Start of Information given
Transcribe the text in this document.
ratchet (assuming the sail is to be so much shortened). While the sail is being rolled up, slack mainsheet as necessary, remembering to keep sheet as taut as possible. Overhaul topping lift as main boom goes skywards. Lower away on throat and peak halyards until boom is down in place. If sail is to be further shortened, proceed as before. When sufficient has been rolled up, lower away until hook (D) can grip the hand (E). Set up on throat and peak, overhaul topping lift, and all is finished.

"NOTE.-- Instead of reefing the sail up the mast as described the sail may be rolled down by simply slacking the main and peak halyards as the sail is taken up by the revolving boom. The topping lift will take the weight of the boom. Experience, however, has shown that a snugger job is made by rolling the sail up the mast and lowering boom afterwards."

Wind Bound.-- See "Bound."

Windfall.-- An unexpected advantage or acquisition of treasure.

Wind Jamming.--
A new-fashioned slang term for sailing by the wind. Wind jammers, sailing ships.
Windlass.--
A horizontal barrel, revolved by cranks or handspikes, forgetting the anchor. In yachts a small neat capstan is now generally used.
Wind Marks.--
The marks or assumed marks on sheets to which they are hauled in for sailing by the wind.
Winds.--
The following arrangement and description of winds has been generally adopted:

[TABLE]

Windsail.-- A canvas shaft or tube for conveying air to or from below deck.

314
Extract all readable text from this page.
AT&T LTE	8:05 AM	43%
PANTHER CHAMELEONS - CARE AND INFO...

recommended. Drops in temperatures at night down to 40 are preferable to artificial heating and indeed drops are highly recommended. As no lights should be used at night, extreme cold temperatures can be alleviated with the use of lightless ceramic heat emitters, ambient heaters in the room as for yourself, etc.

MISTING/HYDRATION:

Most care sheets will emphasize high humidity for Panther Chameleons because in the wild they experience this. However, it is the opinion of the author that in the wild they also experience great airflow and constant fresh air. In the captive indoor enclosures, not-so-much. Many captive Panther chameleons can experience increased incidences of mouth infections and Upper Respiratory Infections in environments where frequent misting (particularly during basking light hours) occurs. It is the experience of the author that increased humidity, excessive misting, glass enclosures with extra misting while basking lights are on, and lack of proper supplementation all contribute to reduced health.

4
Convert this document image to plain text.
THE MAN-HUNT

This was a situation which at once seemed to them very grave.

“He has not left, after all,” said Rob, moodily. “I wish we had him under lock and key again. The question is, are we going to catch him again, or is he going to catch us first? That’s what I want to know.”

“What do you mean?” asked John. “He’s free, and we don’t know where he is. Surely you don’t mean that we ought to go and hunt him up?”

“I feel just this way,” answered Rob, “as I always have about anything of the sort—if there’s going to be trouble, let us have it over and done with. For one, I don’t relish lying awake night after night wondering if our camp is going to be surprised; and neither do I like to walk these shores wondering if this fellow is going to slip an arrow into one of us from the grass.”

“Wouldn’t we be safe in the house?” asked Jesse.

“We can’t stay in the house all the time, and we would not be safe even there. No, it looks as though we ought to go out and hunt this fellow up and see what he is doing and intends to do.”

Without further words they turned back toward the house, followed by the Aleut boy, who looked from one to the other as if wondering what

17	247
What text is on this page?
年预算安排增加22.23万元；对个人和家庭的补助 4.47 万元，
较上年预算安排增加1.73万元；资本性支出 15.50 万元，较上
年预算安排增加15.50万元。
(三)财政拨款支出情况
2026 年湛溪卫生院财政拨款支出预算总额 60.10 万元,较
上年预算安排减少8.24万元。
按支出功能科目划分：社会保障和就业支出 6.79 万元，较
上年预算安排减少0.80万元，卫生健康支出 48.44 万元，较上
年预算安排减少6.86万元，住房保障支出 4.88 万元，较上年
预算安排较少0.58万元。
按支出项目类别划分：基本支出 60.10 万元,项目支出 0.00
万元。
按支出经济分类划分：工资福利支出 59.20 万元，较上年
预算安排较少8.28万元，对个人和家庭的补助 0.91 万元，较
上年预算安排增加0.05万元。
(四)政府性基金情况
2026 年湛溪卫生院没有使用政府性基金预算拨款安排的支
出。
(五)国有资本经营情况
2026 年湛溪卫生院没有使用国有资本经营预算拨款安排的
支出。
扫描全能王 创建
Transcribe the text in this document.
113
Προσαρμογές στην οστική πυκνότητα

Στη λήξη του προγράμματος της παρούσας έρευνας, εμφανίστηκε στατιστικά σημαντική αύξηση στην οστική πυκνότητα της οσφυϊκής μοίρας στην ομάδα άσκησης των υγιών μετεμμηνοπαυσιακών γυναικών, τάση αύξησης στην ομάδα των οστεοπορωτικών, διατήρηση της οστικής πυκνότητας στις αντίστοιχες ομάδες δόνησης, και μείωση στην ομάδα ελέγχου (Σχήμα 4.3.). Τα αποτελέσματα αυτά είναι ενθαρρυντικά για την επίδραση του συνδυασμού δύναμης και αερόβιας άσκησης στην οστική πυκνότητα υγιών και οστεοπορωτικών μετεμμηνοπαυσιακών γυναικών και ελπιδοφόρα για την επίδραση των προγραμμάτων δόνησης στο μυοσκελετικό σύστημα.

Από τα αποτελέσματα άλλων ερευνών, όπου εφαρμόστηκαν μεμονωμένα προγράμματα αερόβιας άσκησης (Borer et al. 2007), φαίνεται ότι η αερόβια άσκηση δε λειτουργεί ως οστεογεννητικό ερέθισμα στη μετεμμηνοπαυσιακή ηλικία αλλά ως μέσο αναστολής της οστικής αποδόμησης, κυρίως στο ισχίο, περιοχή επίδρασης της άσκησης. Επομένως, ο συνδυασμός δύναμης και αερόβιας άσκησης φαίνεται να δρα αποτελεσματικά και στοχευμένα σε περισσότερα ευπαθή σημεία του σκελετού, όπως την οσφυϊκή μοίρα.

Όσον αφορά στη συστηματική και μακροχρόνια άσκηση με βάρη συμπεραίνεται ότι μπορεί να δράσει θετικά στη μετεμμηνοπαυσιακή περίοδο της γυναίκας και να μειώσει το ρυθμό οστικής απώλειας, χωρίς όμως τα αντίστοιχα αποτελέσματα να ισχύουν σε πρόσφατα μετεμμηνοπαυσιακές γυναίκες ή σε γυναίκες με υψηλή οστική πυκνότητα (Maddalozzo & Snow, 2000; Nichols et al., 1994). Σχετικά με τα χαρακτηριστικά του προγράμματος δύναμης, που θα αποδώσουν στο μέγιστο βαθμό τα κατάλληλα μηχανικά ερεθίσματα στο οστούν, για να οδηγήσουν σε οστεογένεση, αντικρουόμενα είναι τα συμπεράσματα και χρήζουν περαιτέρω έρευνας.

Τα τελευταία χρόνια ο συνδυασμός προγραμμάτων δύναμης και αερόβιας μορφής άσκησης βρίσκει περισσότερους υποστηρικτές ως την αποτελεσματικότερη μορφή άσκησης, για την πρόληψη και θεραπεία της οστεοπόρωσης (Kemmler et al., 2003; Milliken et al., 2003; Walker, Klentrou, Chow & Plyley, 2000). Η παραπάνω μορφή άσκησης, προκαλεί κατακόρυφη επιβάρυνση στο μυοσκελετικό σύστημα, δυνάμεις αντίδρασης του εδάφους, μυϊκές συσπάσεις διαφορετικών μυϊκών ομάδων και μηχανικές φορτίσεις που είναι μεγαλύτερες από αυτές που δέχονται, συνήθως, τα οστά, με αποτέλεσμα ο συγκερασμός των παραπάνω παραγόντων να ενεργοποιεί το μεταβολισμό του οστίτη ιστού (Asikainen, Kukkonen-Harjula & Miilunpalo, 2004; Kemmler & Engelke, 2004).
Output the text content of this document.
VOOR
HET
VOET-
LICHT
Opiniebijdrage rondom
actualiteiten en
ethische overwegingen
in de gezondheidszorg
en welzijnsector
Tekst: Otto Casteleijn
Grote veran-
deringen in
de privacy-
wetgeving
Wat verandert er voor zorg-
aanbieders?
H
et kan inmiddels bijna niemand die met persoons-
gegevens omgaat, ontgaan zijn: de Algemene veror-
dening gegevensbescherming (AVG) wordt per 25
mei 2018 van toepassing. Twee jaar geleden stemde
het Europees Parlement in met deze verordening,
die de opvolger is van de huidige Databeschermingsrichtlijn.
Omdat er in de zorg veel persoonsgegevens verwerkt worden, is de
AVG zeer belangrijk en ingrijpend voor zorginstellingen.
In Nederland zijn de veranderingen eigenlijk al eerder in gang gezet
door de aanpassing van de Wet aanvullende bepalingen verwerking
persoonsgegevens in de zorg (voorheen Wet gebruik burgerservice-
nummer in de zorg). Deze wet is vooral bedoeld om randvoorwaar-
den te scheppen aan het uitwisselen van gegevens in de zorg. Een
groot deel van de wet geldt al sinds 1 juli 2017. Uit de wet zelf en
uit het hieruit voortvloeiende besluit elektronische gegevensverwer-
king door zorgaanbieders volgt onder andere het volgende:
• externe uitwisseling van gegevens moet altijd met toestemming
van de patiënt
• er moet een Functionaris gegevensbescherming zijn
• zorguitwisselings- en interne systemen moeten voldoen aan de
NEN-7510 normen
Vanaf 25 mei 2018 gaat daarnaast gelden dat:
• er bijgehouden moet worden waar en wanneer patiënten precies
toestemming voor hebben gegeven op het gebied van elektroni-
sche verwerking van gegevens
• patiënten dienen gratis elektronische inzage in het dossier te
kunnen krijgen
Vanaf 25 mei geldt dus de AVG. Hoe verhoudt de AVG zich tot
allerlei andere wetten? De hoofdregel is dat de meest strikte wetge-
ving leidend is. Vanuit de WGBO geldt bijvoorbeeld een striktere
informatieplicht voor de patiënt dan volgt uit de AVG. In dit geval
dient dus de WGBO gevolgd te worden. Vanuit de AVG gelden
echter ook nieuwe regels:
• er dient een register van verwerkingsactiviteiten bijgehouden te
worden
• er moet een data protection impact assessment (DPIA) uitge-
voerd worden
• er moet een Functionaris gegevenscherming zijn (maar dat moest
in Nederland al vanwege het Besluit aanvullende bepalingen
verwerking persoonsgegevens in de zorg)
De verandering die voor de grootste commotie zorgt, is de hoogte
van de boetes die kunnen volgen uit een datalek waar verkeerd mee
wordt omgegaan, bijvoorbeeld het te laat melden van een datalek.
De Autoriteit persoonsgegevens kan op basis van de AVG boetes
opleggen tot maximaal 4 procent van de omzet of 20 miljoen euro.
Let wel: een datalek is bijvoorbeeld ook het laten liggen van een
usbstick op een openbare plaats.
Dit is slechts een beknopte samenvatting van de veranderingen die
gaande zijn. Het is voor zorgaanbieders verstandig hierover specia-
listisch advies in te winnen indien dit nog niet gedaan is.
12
End of Information given
# Given exercise:
Each line holding the word "Vanuit" counts once; report the total and nothing else.

# Result of the task:
2